# Listed entries
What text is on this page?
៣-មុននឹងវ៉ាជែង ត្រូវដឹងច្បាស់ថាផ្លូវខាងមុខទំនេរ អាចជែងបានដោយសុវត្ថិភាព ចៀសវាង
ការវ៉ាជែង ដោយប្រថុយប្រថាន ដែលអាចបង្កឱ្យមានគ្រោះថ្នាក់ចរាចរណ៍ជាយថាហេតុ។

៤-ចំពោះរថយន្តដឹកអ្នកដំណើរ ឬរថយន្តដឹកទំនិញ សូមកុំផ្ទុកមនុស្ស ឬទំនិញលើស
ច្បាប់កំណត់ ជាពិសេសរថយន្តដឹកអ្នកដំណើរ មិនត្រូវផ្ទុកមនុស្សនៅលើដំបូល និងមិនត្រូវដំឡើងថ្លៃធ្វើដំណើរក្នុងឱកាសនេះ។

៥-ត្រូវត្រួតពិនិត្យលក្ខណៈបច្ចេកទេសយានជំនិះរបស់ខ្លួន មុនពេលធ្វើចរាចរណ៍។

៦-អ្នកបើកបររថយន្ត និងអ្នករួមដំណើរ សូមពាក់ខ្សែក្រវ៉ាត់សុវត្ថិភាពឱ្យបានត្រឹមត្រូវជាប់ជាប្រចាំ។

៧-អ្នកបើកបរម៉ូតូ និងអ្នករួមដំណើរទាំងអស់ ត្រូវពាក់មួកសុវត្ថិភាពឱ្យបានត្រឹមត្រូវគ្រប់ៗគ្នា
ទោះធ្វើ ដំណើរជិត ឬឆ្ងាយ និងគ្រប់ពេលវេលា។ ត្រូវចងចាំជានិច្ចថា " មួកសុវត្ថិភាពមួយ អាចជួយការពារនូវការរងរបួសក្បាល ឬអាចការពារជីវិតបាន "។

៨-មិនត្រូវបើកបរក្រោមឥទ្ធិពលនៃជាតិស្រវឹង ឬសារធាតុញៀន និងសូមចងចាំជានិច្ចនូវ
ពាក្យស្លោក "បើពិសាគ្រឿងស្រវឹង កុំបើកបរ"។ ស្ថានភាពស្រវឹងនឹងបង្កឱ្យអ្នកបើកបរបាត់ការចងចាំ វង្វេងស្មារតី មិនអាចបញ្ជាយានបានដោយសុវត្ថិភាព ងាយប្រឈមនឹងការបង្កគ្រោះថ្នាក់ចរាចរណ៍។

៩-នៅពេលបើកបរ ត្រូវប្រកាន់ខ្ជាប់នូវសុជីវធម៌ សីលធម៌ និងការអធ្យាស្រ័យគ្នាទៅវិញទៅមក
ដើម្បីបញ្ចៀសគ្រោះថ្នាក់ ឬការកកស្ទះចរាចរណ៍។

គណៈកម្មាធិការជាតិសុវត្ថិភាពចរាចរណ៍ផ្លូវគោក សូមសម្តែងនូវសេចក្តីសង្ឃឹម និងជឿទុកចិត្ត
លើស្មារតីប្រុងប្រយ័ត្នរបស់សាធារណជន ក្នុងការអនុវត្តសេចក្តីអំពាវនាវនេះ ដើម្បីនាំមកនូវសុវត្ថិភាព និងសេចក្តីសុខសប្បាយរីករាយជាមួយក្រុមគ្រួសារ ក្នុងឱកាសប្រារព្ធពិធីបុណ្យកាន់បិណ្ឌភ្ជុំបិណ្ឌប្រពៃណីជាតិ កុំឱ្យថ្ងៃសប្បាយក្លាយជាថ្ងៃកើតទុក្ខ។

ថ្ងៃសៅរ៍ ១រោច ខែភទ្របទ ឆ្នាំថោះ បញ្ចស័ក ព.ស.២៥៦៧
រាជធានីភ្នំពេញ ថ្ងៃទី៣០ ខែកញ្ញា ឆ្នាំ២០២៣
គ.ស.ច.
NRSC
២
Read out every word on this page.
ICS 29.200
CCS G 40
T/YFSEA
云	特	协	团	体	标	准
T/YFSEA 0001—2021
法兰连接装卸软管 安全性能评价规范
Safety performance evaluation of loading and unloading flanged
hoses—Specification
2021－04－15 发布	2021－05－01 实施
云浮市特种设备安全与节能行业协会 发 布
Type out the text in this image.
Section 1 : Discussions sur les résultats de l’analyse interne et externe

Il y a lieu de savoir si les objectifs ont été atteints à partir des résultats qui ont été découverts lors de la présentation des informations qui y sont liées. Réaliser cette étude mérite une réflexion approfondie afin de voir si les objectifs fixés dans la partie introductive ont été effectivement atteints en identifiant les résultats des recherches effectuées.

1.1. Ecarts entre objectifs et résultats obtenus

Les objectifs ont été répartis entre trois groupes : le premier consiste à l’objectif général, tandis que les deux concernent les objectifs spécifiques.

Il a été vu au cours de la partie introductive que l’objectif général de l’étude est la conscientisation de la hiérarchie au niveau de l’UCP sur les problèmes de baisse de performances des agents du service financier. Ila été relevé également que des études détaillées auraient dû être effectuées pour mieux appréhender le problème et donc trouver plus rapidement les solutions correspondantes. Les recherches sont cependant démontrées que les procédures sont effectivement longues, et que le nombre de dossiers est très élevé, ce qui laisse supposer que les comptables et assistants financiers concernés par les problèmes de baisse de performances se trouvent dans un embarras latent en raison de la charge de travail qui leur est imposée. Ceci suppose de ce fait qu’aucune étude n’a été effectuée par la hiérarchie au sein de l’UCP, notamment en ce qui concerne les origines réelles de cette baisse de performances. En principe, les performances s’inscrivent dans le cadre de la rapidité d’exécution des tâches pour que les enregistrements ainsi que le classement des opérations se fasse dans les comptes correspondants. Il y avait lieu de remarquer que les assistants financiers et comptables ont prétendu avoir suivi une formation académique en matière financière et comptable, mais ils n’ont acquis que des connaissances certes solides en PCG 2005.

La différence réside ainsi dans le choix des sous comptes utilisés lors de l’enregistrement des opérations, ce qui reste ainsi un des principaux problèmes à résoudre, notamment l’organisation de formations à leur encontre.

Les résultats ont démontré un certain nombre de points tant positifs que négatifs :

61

# Your goal
Copy whichever lines in the listing above contain the word "page".

# Full output
What text is on this page?
Read out every word on this page.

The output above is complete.